- [DO THIS]:
Leave the pictures out and print every record below exactly as it stands.

Some records
····················

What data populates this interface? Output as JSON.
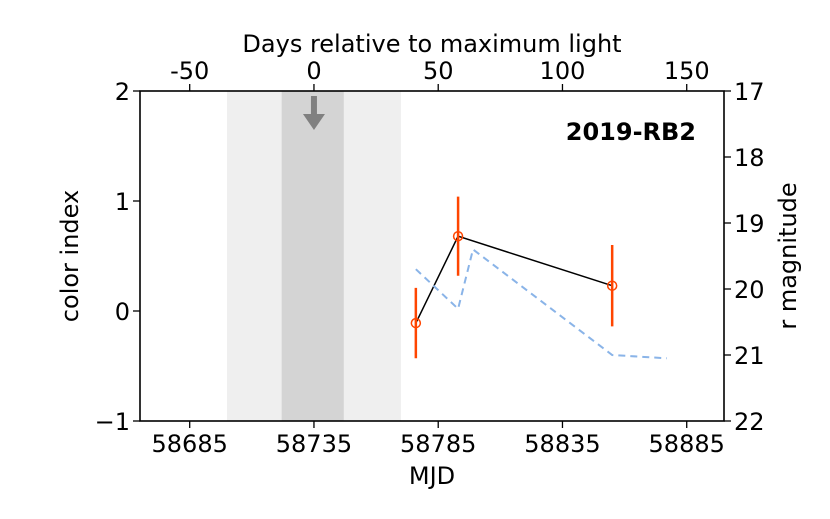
{
  "chart_data": {
    "type": "line",
    "title": "2019-RB2",
    "xlabel": "MJD",
    "ylabel": "color index",
    "top_xlabel": "Days relative to maximum light",
    "right_ylabel": "r magnitude",
    "xlim": [
      58665,
      58900
    ],
    "ylim": [
      -1,
      2
    ],
    "right_ylim": [
      22,
      17
    ],
    "max_light_mjd": 58735,
    "x_ticks": [
      58685,
      58735,
      58785,
      58835,
      58885
    ],
    "x_tick_labels": [
      "58685",
      "58735",
      "58785",
      "58835",
      "58885"
    ],
    "y_ticks": [
      -1,
      0,
      1,
      2
    ],
    "y_tick_labels": [
      "−1",
      "0",
      "1",
      "2"
    ],
    "top_ticks": [
      -50,
      0,
      50,
      100,
      150
    ],
    "top_tick_labels": [
      "-50",
      "0",
      "50",
      "100",
      "150"
    ],
    "right_ticks": [
      17,
      18,
      19,
      20,
      21,
      22
    ],
    "right_tick_labels": [
      "17",
      "18",
      "19",
      "20",
      "21",
      "22"
    ],
    "shaded_regions": [
      {
        "name": "light band",
        "x_range": [
          58700,
          58770
        ],
        "color": "#efefef"
      },
      {
        "name": "dark band",
        "x_range": [
          58722,
          58747
        ],
        "color": "#d4d4d4"
      }
    ],
    "arrow": {
      "name": "upper limit",
      "x": 58735,
      "color": "#808080"
    },
    "series": [
      {
        "axis": "left",
        "style": "line-with-error-bars",
        "line_color": "#000000",
        "marker_color": "#ff4500",
        "x": [
          58776,
          58793,
          58855
        ],
        "y": [
          -0.11,
          0.68,
          0.23
        ],
        "yerr": [
          0.32,
          0.36,
          0.37
        ]
      },
      {
        "axis": "right",
        "style": "dashed",
        "line_color": "#8ab4e8",
        "x": [
          58776,
          58793,
          58799,
          58855,
          58877
        ],
        "y": [
          19.7,
          20.3,
          19.4,
          21.0,
          21.05
        ]
      }
    ]
  }
}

····················

- [WRITTEN SOLUTION]:
What data populates this interface? Output as JSON.
{
  "chart_data": {
    "type": "line",
    "title": "2019-RB2",
    "xlabel": "MJD",
    "ylabel": "color index",
    "top_xlabel": "Days relative to maximum light",
    "right_ylabel": "r magnitude",
    "xlim": [
      58665,
      58900
    ],
    "ylim": [
      -1,
      2
    ],
    "right_ylim": [
      22,
      17
    ],
    "max_light_mjd": 58735,
    "x_ticks": [
      58685,
      58735,
      58785,
      58835,
      58885
    ],
    "x_tick_labels": [
      "58685",
      "58735",
      "58785",
      "58835",
      "58885"
    ],
    "y_ticks": [
      -1,
      0,
      1,
      2
    ],
    "y_tick_labels": [
      "−1",
      "0",
      "1",
      "2"
    ],
    "top_ticks": [
      -50,
      0,
      50,
      100,
      150
    ],
    "top_tick_labels": [
      "-50",
      "0",
      "50",
      "100",
      "150"
    ],
    "right_ticks": [
      17,
      18,
      19,
      20,
      21,
      22
    ],
    "right_tick_labels": [
      "17",
      "18",
      "19",
      "20",
      "21",
      "22"
    ],
    "shaded_regions": [
      {
        "name": "light band",
        "x_range": [
          58700,
          58770
        ],
        "color": "#efefef"
      },
      {
        "name": "dark band",
        "x_range": [
          58722,
          58747
        ],
        "color": "#d4d4d4"
      }
    ],
    "arrow": {
      "name": "upper limit",
      "x": 58735,
      "color": "#808080"
    },
    "series": [
      {
        "axis": "left",
        "style": "line-with-error-bars",
        "line_color": "#000000",
        "marker_color": "#ff4500",
        "x": [
          58776,
          58793,
          58855
        ],
        "y": [
          -0.11,
          0.68,
          0.23
        ],
        "yerr": [
          0.32,
          0.36,
          0.37
        ]
      },
      {
        "axis": "right",
        "style": "dashed",
        "line_color": "#8ab4e8",
        "x": [
          58776,
          58793,
          58799,
          58855,
          58877
        ],
        "y": [
          19.7,
          20.3,
          19.4,
          21.0,
          21.05
        ]
      }
    ]
  }
}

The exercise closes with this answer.